Mme Le ministre de la santé, Roselyne Bachelot, a fait savoir que la "convergence" de tarification
public/privé ne verrait pas le jour avant ...2018. Autant dire que la réforme est reportée aux callendes grecques.
Explication. Chaque acte technique ou médical donne lieu à une tarification par la caisse d'assurence maladie. Par exemple l'extraction d'un cancer du poumon donne lieu pour
l'établissement, privé ou public, où l'opération est pratiquée, à une rémunération qui prend en compte la "lourdeur" du patient (ses maladies associées), le type de pathologie, la durée de l'acte
, etc .
Cette tarification est de 60 à 100% moindre dans le privé par rapport au public ! Ce qui est une aubaine pour les finances du pays.

EXTRAITS DE DONNÉES -
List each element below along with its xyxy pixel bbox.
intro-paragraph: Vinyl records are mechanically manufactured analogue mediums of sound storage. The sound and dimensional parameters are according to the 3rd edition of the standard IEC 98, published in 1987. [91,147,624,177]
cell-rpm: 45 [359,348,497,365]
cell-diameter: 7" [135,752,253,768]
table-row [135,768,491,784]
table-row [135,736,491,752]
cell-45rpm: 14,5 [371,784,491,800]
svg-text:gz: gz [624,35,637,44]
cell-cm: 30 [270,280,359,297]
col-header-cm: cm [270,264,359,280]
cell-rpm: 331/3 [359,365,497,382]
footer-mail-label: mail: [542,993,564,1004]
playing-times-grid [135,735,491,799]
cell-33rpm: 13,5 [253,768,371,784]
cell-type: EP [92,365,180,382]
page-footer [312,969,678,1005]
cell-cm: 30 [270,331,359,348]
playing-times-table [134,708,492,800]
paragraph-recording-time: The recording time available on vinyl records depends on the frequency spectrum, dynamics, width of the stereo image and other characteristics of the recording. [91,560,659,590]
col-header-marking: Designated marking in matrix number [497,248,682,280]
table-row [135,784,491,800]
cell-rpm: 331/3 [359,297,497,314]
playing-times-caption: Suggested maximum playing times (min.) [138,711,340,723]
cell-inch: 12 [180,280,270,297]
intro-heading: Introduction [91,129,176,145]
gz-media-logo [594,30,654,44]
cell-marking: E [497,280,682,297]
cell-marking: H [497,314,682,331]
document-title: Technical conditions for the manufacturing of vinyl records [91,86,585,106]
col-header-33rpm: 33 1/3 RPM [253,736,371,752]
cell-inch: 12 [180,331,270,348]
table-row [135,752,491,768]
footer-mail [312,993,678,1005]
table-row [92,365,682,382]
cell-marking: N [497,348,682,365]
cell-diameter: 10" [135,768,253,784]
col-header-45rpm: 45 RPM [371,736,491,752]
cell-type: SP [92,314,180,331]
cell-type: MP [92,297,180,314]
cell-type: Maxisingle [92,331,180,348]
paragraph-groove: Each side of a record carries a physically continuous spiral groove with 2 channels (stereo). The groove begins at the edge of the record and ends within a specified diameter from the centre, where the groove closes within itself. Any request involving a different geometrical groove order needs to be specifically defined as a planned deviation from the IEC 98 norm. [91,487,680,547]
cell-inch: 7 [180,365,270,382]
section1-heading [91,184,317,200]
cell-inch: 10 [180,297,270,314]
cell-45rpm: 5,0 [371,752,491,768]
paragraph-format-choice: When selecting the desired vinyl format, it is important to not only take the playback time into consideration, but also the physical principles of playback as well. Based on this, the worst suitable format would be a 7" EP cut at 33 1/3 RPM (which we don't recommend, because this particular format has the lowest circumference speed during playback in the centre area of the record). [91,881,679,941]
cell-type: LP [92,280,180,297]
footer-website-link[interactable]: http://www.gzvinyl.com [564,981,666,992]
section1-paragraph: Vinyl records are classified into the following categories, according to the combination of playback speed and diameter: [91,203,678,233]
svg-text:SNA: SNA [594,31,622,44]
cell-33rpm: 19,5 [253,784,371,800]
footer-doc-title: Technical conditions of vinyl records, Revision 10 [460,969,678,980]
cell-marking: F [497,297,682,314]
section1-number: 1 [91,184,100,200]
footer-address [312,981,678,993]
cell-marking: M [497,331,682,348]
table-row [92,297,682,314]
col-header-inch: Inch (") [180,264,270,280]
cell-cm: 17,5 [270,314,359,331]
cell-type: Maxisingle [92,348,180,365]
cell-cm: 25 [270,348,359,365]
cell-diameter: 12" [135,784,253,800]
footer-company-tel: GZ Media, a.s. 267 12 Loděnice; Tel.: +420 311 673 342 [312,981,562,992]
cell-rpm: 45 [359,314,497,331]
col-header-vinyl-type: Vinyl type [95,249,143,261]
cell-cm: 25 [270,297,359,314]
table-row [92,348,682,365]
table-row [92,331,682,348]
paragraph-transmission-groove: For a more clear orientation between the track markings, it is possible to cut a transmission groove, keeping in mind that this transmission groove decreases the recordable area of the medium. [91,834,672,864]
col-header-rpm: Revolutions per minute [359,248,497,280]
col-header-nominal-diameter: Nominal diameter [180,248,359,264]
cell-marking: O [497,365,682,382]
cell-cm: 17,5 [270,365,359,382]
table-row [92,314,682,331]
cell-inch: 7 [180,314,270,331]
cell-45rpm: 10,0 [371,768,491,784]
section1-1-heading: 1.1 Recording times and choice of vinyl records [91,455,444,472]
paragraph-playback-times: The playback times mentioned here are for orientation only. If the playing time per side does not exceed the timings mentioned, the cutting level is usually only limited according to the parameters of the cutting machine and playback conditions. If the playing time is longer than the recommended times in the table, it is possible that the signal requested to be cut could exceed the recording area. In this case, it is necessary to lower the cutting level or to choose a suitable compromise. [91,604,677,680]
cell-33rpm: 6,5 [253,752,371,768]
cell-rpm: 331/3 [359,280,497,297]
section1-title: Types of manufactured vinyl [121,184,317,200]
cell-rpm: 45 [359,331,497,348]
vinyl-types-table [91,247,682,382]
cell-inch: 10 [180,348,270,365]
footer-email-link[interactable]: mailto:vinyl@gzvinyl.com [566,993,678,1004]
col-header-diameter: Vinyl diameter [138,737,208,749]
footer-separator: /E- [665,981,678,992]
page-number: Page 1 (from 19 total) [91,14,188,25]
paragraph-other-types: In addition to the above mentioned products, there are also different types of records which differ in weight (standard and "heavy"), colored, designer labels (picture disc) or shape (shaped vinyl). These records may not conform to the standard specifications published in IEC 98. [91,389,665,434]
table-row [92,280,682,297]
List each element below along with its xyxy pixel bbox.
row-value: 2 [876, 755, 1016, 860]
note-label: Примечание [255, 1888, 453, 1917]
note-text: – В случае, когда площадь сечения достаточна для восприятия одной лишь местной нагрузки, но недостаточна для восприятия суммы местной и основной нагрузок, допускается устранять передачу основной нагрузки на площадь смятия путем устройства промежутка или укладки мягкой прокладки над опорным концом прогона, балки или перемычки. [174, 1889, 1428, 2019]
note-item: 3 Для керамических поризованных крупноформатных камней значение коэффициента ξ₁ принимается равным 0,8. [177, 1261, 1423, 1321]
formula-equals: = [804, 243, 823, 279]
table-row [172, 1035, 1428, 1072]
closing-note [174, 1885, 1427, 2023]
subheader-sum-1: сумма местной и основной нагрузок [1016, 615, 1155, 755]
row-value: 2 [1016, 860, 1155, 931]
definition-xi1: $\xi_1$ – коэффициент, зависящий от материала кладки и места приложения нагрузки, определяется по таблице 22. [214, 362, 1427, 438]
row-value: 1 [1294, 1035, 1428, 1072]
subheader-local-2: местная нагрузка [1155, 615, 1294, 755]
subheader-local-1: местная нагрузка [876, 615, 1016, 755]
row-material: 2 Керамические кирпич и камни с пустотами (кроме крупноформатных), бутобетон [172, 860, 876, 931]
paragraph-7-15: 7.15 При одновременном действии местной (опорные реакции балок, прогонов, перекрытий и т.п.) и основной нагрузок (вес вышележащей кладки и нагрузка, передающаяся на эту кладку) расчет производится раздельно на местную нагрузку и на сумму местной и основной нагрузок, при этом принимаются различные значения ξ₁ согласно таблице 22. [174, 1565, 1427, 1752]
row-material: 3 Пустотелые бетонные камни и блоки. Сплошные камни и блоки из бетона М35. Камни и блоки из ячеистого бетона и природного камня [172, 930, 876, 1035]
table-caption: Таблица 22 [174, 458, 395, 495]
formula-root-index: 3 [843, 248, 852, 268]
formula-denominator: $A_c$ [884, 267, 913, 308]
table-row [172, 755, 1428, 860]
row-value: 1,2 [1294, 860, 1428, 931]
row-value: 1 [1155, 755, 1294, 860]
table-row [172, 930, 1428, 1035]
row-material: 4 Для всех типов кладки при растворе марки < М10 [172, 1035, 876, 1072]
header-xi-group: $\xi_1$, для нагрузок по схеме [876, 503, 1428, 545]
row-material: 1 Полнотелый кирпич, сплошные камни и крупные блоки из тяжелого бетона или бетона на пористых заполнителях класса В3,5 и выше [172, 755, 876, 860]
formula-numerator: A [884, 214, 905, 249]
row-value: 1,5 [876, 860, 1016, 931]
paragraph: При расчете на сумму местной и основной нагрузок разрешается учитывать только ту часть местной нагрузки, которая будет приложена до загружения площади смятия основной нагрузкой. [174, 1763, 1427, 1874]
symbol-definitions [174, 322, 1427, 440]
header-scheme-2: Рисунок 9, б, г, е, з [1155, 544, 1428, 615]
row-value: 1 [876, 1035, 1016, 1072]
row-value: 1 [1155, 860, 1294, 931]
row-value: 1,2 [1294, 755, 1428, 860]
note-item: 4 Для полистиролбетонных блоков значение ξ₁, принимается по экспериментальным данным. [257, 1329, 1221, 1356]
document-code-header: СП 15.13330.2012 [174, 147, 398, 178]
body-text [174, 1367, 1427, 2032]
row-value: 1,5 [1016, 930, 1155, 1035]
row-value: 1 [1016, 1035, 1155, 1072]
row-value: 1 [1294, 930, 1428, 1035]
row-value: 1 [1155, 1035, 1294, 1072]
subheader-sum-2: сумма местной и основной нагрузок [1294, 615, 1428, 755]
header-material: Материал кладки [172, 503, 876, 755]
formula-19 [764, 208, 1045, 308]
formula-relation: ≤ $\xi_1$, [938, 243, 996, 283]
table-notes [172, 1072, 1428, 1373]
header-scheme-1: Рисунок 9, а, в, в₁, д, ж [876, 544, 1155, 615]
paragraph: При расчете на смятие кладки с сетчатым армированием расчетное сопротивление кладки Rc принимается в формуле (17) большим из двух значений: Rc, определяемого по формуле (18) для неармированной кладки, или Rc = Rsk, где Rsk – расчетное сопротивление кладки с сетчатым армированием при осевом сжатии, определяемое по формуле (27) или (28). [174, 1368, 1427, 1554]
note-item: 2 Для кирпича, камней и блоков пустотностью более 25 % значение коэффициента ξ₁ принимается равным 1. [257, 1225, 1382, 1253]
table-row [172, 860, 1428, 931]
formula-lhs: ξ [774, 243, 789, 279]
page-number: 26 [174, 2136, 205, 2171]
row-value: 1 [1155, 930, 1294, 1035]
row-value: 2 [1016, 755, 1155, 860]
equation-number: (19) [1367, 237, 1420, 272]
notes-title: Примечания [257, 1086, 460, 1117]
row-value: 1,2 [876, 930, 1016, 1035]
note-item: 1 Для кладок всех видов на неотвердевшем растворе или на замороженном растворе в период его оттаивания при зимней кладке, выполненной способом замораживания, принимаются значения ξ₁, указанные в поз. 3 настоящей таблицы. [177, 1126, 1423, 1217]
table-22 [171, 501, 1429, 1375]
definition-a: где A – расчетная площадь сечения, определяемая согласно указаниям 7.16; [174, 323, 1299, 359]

TÂCHE 1 -
Répondez à ces questions d'après le texte sur la tarification public/privé :
(a) Qui a fait savoir que la « convergence » de tarification serait reportée ?
(b) Avant quelle année cette convergence ne verrait-elle pas le jour ?
(c) Quel acte le texte cite-t-il en exemple ?
TÂCHE 2 -
Traduisez en anglais cette phrase du texte sur la tarification public/privé : « Chaque acte technique ou médical donne lieu à une tarification par la caisse d'assurence maladie. »
TÂCHE 3 -
Poursuivez le texte sur la tarification public/privé à la suite de sa dernière phrase.
Les enregistrements constituent un matériau distinct du texte fourni.

ZONE DE RÉPONSE 1 -
(a) La ministre de la santé, Roselyne Bachelot.
(b) 2018.
(c) L'extraction d'un cancer du poumon.

ZONE DE RÉPONSE 2 -
Each technical or medical procedure is assigned a rate by the health insurance fund.

ZONE DE RÉPONSE 3 -
Il est souvent dit que les patients pris en charge dans les cliniques privées sont "moins" lourds que dans le public. On sait maintenant que cette notion est archi fausse en analysant
les registres informatiques envoyés aux caisses. C'est même l'inverse dans certains secteurs comme la chirurgie !
En clair la santé dans le secteur privé (qui n'est pas vraiement un secteur privé puisque les cliniques ne décident pas de leur tarification) coûte de 60 à 100% moins cher qu'en secteur
public !
En supprimant la convergence, Roselyne Bachelot, va certes contenter les fonctionnaires du secteur hospitalier publique, mais elle va surtout creuser trés profondément le déficit de la caisse
d'assurance maladie et de la nation.